YOUR GOAL.
Out of the lines in this data, how many include "image"? Give the number and nothing else.
-- begin DATASET EXCERPTS --
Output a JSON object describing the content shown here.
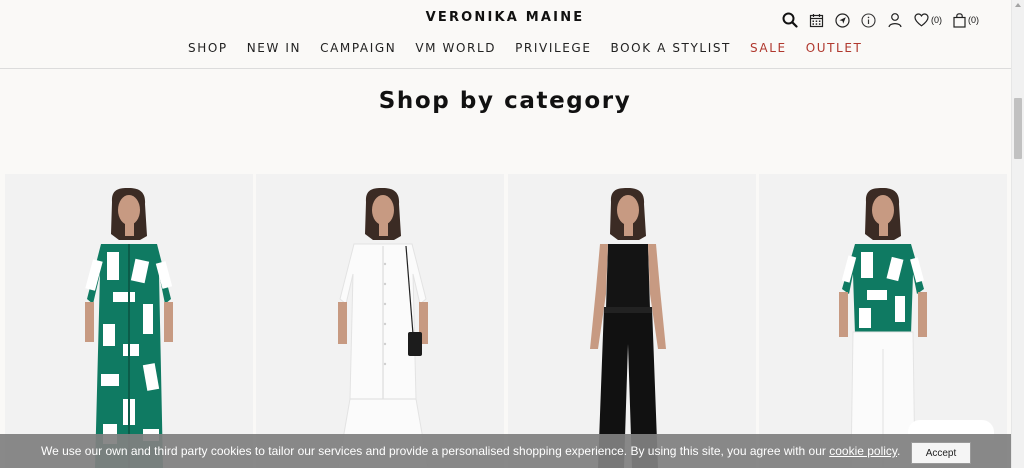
{
  "brand": {
    "logo": "VERONIKA MAINE"
  },
  "nav": {
    "items": [
      {
        "label": "SHOP"
      },
      {
        "label": "NEW IN"
      },
      {
        "label": "CAMPAIGN"
      },
      {
        "label": "VM WORLD"
      },
      {
        "label": "PRIVILEGE"
      },
      {
        "label": "BOOK A STYLIST"
      },
      {
        "label": "SALE"
      },
      {
        "label": "OUTLET"
      }
    ],
    "highlight_color": "#b0382e"
  },
  "header_icons": {
    "search": "search-icon",
    "calendar": "calendar-icon",
    "location": "location-icon",
    "info": "info-icon",
    "account": "user-icon",
    "wishlist": "heart-icon",
    "wishlist_count": "(0)",
    "bag": "shopping-bag-icon",
    "bag_count": "(0)"
  },
  "main": {
    "heading": "Shop by category",
    "cards": [
      {
        "image": "model-green-print-dress"
      },
      {
        "image": "model-white-shirt-dress"
      },
      {
        "image": "model-black-top-pants"
      },
      {
        "image": "model-green-print-shirt"
      }
    ]
  },
  "cookie_banner": {
    "text": "We use our own and third party cookies to tailor our services and provide a personalised shopping experience. By using this site, you agree with our ",
    "link": "cookie policy",
    "suffix": ".",
    "accept_label": "Accept"
  }
}
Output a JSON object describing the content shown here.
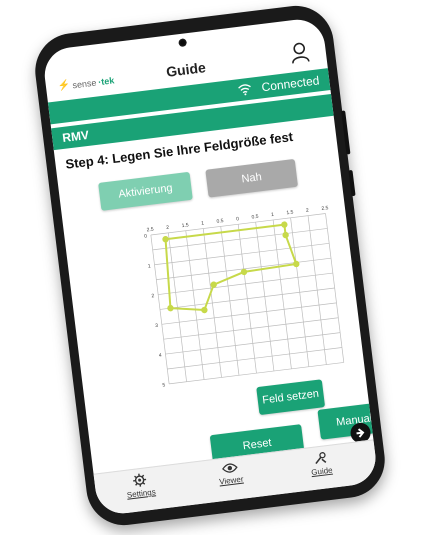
{
  "header": {
    "logo": {
      "mark": "⚡",
      "brand_part1": "sense",
      "brand_part2": "·tek"
    },
    "title": "Guide"
  },
  "status": {
    "connection": "Connected"
  },
  "section": {
    "name": "RMV"
  },
  "step": {
    "title": "Step 4: Legen Sie Ihre Feldgröße fest"
  },
  "buttons": {
    "aktivierung": "Aktivierung",
    "nah": "Nah",
    "feld_setzen": "Feld setzen",
    "reset": "Reset",
    "manual_set": "Manual Set"
  },
  "colors": {
    "accent": "#1aa276",
    "accent_light": "#7fcfb1",
    "disabled": "#a9a9a9",
    "chart_line": "#c7d94a"
  },
  "bottom_nav": [
    {
      "label": "Settings",
      "icon": "gear-icon"
    },
    {
      "label": "Viewer",
      "icon": "eye-icon"
    },
    {
      "label": "Guide",
      "icon": "tools-icon"
    }
  ],
  "chart_data": {
    "type": "line",
    "x_tick_labels": [
      "2.5",
      "2",
      "1.5",
      "1",
      "0.5",
      "0",
      "0.5",
      "1",
      "1.5",
      "2",
      "2.5"
    ],
    "y_tick_labels": [
      "0",
      "1",
      "2",
      "3",
      "4",
      "5"
    ],
    "xlim": [
      0,
      10
    ],
    "ylim": [
      0,
      10
    ],
    "grid": true,
    "series": [
      {
        "points": [
          [
            0.6,
            5
          ],
          [
            2.5,
            4.6
          ],
          [
            3.2,
            6.2
          ],
          [
            5.0,
            6.8
          ],
          [
            8.0,
            6.9
          ],
          [
            7.6,
            8.9
          ],
          [
            7.6,
            9.6
          ],
          [
            0.8,
            9.6
          ]
        ]
      }
    ]
  }
}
-- end DATASET EXCERPTS --
RESPONSE.
4